▶ _EXERCISE_: Copy out every line containing the word "xlabel".
>> START GIVEN DATA
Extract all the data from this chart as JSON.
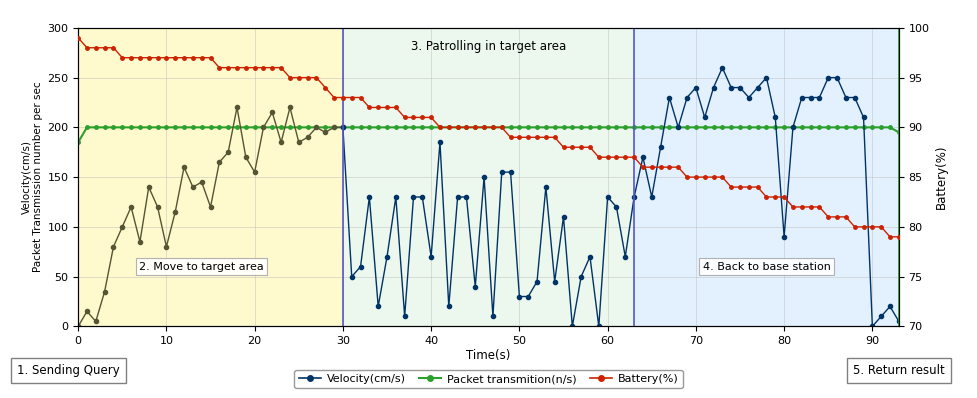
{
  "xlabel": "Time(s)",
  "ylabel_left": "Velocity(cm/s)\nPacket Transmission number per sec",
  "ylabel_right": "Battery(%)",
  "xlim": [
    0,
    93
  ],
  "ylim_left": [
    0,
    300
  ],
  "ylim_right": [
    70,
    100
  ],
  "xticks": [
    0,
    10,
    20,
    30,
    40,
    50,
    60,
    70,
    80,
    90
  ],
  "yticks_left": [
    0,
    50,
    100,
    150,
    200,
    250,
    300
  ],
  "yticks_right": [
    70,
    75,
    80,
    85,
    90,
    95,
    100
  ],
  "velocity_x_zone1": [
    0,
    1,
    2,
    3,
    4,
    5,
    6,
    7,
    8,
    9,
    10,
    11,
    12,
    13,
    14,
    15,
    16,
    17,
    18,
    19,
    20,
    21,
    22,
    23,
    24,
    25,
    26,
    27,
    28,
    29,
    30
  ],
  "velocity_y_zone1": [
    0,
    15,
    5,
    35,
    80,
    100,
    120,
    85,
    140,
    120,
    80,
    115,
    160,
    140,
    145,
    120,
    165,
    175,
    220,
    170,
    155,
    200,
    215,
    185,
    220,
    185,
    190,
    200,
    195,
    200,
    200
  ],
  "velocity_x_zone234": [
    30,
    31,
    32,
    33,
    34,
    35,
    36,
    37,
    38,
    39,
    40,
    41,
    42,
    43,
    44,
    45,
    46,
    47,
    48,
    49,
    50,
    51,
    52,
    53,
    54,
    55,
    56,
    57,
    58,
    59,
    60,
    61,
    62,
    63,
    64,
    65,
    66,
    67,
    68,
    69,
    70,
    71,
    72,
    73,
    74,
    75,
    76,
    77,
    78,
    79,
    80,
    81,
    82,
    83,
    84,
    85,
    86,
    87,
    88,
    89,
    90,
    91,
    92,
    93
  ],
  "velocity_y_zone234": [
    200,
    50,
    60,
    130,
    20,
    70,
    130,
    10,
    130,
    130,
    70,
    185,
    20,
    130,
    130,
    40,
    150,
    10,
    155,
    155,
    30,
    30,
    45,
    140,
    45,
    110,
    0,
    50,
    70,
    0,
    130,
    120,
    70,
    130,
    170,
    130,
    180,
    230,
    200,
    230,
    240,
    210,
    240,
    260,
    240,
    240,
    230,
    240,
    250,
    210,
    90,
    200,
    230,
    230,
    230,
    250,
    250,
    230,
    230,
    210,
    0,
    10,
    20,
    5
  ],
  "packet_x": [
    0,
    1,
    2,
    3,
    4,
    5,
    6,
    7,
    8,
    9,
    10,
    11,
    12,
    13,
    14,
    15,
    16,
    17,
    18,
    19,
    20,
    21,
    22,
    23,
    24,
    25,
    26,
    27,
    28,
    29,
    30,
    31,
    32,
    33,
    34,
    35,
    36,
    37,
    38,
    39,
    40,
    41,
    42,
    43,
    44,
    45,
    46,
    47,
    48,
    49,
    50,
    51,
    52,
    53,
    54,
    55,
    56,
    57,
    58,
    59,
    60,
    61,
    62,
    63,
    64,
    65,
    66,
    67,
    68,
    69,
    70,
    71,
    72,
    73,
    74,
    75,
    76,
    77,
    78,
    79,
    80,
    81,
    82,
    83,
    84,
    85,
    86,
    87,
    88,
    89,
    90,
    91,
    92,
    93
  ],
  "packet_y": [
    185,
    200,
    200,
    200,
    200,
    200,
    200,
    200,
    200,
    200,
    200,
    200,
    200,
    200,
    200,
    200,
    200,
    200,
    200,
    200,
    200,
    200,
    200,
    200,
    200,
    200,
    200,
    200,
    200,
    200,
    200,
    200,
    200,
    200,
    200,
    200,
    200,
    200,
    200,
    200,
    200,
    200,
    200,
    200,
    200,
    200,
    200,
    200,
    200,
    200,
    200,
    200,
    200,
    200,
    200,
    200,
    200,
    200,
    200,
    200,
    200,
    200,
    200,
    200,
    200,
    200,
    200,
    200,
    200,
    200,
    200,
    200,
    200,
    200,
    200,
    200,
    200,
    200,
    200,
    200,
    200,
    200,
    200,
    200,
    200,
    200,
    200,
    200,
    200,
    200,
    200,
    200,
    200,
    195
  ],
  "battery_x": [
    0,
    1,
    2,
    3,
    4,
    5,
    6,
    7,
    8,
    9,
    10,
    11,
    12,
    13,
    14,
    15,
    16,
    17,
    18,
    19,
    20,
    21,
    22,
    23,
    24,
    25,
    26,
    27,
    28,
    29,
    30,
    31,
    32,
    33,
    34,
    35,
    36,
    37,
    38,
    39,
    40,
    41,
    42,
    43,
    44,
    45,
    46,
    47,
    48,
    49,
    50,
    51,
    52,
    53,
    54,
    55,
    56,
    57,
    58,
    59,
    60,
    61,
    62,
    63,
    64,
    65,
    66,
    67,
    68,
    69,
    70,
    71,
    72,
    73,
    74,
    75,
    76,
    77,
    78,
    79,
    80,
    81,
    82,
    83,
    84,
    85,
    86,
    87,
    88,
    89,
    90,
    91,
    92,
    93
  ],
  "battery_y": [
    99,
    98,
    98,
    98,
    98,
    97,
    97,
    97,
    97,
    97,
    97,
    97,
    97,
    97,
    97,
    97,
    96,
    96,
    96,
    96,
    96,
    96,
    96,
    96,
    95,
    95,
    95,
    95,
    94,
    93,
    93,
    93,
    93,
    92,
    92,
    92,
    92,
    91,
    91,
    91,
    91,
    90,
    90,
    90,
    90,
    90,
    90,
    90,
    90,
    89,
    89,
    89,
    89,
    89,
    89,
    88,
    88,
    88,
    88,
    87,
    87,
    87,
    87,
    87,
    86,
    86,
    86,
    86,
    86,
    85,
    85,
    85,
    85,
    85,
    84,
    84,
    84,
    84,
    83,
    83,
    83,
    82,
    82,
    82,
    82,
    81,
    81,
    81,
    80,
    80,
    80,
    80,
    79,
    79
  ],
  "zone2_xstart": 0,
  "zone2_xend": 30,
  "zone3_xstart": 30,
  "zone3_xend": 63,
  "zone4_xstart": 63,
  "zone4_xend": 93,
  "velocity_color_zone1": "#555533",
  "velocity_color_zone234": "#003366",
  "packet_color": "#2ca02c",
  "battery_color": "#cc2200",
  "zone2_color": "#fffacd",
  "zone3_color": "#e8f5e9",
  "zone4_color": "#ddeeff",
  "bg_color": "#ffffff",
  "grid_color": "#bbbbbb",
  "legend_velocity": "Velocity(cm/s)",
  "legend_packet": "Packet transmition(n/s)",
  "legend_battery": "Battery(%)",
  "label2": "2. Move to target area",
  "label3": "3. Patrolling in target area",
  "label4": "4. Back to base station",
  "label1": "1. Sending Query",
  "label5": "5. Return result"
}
>> END GIVEN DATA
>> START GIVEN DATA
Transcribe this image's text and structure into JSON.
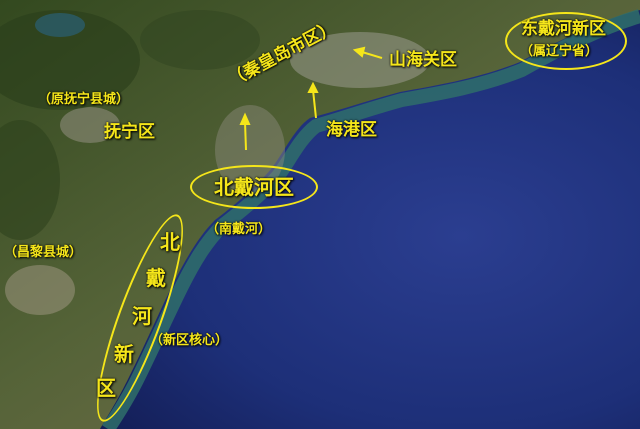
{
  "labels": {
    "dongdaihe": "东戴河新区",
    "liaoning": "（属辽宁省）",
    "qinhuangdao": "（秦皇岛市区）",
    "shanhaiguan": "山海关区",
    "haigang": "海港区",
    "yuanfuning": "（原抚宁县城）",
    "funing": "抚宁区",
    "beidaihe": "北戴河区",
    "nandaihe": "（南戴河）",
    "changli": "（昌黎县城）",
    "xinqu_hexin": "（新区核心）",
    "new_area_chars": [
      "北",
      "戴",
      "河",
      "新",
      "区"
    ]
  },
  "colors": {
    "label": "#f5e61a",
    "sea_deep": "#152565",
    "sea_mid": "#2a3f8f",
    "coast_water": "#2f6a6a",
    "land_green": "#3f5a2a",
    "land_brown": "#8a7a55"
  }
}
>> END GIVEN DATA
>> START GIVEN DATA
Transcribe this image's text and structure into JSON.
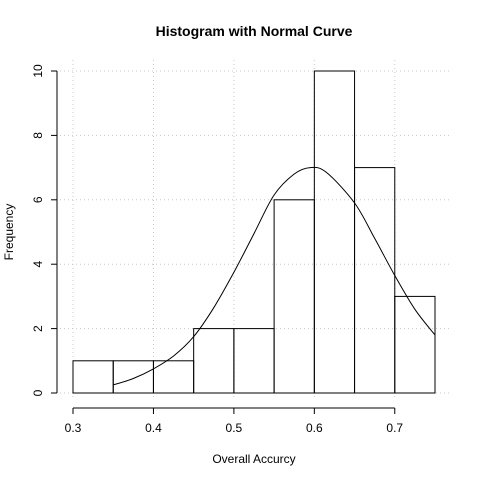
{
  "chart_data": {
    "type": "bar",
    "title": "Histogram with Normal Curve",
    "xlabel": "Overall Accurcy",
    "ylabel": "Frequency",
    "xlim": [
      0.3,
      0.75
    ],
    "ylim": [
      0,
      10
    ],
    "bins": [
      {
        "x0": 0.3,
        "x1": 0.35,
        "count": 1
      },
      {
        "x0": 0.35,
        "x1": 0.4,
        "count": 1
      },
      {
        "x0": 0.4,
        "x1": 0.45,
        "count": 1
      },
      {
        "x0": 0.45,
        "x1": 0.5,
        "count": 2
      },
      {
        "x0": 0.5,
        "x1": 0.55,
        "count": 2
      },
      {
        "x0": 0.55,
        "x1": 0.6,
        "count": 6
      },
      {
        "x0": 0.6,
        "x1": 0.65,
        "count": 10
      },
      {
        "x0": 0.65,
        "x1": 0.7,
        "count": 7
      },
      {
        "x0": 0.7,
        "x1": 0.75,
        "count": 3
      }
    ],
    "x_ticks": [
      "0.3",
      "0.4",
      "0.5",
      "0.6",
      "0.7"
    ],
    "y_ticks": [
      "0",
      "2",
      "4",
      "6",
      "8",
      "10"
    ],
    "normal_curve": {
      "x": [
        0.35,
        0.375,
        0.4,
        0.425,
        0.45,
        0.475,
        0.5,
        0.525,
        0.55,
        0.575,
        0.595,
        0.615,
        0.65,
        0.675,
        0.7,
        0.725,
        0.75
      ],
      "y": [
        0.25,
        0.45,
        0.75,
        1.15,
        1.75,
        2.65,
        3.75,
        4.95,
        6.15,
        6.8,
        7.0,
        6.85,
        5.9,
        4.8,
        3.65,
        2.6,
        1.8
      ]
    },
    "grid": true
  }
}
>> END GIVEN DATA
▶ _SOLUTION FOR THIS EXERCISE_:
  "xlabel": "Time(s)",
    "xlabel": "Overall Accurcy",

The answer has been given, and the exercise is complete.